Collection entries
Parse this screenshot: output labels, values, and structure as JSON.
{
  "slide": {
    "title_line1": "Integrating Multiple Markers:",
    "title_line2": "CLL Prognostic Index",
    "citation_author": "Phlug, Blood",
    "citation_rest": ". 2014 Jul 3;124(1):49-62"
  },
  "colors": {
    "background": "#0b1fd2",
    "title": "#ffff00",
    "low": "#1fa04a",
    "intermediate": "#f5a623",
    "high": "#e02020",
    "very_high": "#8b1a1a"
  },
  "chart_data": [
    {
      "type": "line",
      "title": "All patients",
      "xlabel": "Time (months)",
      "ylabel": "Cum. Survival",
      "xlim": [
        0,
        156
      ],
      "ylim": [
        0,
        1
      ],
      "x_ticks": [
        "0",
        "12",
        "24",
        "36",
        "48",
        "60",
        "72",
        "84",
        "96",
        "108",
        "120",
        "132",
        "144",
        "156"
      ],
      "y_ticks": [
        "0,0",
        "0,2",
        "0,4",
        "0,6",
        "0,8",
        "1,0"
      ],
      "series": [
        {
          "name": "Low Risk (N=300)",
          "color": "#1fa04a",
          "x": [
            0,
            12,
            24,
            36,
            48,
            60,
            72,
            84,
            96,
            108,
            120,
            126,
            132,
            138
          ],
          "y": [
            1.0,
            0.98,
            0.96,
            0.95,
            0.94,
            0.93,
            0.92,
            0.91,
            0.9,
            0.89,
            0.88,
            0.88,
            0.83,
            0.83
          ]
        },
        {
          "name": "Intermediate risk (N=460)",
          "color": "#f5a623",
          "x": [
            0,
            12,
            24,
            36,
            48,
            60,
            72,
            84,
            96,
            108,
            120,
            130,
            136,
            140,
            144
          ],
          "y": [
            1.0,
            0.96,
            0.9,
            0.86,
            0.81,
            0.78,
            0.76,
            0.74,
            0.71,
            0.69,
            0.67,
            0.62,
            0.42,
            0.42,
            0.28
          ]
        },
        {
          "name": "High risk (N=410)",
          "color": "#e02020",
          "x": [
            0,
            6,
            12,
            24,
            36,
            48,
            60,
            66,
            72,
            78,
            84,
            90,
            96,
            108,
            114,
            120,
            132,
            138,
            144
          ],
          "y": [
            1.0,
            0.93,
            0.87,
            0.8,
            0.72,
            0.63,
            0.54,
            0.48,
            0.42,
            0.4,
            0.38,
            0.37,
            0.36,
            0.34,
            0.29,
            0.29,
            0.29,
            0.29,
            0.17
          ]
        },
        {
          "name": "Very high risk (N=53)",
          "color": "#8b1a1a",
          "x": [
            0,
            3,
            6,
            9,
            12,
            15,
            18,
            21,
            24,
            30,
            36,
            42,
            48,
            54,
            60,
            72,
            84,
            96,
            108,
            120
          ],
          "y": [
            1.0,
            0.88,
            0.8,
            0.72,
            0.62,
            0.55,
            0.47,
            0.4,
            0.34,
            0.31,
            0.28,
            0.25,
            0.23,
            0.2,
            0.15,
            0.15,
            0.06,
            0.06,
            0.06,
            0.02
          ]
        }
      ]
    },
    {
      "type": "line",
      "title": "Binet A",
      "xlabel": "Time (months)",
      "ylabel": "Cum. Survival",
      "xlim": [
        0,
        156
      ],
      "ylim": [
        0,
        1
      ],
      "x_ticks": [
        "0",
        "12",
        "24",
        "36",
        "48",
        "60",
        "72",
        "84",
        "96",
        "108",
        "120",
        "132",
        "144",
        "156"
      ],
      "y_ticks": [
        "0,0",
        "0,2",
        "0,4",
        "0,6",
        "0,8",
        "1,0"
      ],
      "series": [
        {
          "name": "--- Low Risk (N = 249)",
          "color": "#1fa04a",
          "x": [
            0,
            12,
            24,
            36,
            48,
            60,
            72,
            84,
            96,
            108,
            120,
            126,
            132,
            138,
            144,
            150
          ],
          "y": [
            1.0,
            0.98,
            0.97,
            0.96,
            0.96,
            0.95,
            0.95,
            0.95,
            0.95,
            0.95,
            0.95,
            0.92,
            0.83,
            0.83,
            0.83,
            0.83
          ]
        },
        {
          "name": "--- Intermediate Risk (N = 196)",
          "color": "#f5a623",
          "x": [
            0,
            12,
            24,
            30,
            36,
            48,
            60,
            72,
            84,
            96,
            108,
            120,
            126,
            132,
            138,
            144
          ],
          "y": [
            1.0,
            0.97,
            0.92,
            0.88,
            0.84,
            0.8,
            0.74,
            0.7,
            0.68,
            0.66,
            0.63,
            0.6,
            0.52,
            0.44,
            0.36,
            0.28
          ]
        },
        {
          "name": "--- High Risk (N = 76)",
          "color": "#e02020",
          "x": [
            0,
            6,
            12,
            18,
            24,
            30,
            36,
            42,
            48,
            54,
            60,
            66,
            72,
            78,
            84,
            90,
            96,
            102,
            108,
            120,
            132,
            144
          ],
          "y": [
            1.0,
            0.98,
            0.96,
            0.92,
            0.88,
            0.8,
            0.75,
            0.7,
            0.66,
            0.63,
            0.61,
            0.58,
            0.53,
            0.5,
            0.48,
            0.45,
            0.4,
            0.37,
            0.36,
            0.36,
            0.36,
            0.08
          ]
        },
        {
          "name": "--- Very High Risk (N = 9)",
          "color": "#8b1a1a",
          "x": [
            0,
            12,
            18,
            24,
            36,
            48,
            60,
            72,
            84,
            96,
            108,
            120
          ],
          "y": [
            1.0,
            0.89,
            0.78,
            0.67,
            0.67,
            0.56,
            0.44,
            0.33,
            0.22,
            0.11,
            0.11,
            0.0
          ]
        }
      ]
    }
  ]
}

What to produce
Your answer must be the records above, repeated exactly.

Response box
Parse this screenshot: output labels, values, and structure as JSON.
{
  "slide": {
    "title_line1": "Integrating Multiple Markers:",
    "title_line2": "CLL Prognostic Index",
    "citation_author": "Phlug, Blood",
    "citation_rest": ". 2014 Jul 3;124(1):49-62"
  },
  "colors": {
    "background": "#0b1fd2",
    "title": "#ffff00",
    "low": "#1fa04a",
    "intermediate": "#f5a623",
    "high": "#e02020",
    "very_high": "#8b1a1a"
  },
  "chart_data": [
    {
      "type": "line",
      "title": "All patients",
      "xlabel": "Time (months)",
      "ylabel": "Cum. Survival",
      "xlim": [
        0,
        156
      ],
      "ylim": [
        0,
        1
      ],
      "x_ticks": [
        "0",
        "12",
        "24",
        "36",
        "48",
        "60",
        "72",
        "84",
        "96",
        "108",
        "120",
        "132",
        "144",
        "156"
      ],
      "y_ticks": [
        "0,0",
        "0,2",
        "0,4",
        "0,6",
        "0,8",
        "1,0"
      ],
      "series": [
        {
          "name": "Low Risk (N=300)",
          "color": "#1fa04a",
          "x": [
            0,
            12,
            24,
            36,
            48,
            60,
            72,
            84,
            96,
            108,
            120,
            126,
            132,
            138
          ],
          "y": [
            1.0,
            0.98,
            0.96,
            0.95,
            0.94,
            0.93,
            0.92,
            0.91,
            0.9,
            0.89,
            0.88,
            0.88,
            0.83,
            0.83
          ]
        },
        {
          "name": "Intermediate risk (N=460)",
          "color": "#f5a623",
          "x": [
            0,
            12,
            24,
            36,
            48,
            60,
            72,
            84,
            96,
            108,
            120,
            130,
            136,
            140,
            144
          ],
          "y": [
            1.0,
            0.96,
            0.9,
            0.86,
            0.81,
            0.78,
            0.76,
            0.74,
            0.71,
            0.69,
            0.67,
            0.62,
            0.42,
            0.42,
            0.28
          ]
        },
        {
          "name": "High risk (N=410)",
          "color": "#e02020",
          "x": [
            0,
            6,
            12,
            24,
            36,
            48,
            60,
            66,
            72,
            78,
            84,
            90,
            96,
            108,
            114,
            120,
            132,
            138,
            144
          ],
          "y": [
            1.0,
            0.93,
            0.87,
            0.8,
            0.72,
            0.63,
            0.54,
            0.48,
            0.42,
            0.4,
            0.38,
            0.37,
            0.36,
            0.34,
            0.29,
            0.29,
            0.29,
            0.29,
            0.17
          ]
        },
        {
          "name": "Very high risk (N=53)",
          "color": "#8b1a1a",
          "x": [
            0,
            3,
            6,
            9,
            12,
            15,
            18,
            21,
            24,
            30,
            36,
            42,
            48,
            54,
            60,
            72,
            84,
            96,
            108,
            120
          ],
          "y": [
            1.0,
            0.88,
            0.8,
            0.72,
            0.62,
            0.55,
            0.47,
            0.4,
            0.34,
            0.31,
            0.28,
            0.25,
            0.23,
            0.2,
            0.15,
            0.15,
            0.06,
            0.06,
            0.06,
            0.02
          ]
        }
      ]
    },
    {
      "type": "line",
      "title": "Binet A",
      "xlabel": "Time (months)",
      "ylabel": "Cum. Survival",
      "xlim": [
        0,
        156
      ],
      "ylim": [
        0,
        1
      ],
      "x_ticks": [
        "0",
        "12",
        "24",
        "36",
        "48",
        "60",
        "72",
        "84",
        "96",
        "108",
        "120",
        "132",
        "144",
        "156"
      ],
      "y_ticks": [
        "0,0",
        "0,2",
        "0,4",
        "0,6",
        "0,8",
        "1,0"
      ],
      "series": [
        {
          "name": "--- Low Risk (N = 249)",
          "color": "#1fa04a",
          "x": [
            0,
            12,
            24,
            36,
            48,
            60,
            72,
            84,
            96,
            108,
            120,
            126,
            132,
            138,
            144,
            150
          ],
          "y": [
            1.0,
            0.98,
            0.97,
            0.96,
            0.96,
            0.95,
            0.95,
            0.95,
            0.95,
            0.95,
            0.95,
            0.92,
            0.83,
            0.83,
            0.83,
            0.83
          ]
        },
        {
          "name": "--- Intermediate Risk (N = 196)",
          "color": "#f5a623",
          "x": [
            0,
            12,
            24,
            30,
            36,
            48,
            60,
            72,
            84,
            96,
            108,
            120,
            126,
            132,
            138,
            144
          ],
          "y": [
            1.0,
            0.97,
            0.92,
            0.88,
            0.84,
            0.8,
            0.74,
            0.7,
            0.68,
            0.66,
            0.63,
            0.6,
            0.52,
            0.44,
            0.36,
            0.28
          ]
        },
        {
          "name": "--- High Risk (N = 76)",
          "color": "#e02020",
          "x": [
            0,
            6,
            12,
            18,
            24,
            30,
            36,
            42,
            48,
            54,
            60,
            66,
            72,
            78,
            84,
            90,
            96,
            102,
            108,
            120,
            132,
            144
          ],
          "y": [
            1.0,
            0.98,
            0.96,
            0.92,
            0.88,
            0.8,
            0.75,
            0.7,
            0.66,
            0.63,
            0.61,
            0.58,
            0.53,
            0.5,
            0.48,
            0.45,
            0.4,
            0.37,
            0.36,
            0.36,
            0.36,
            0.08
          ]
        },
        {
          "name": "--- Very High Risk (N = 9)",
          "color": "#8b1a1a",
          "x": [
            0,
            12,
            18,
            24,
            36,
            48,
            60,
            72,
            84,
            96,
            108,
            120
          ],
          "y": [
            1.0,
            0.89,
            0.78,
            0.67,
            0.67,
            0.56,
            0.44,
            0.33,
            0.22,
            0.11,
            0.11,
            0.0
          ]
        }
      ]
    }
  ]
}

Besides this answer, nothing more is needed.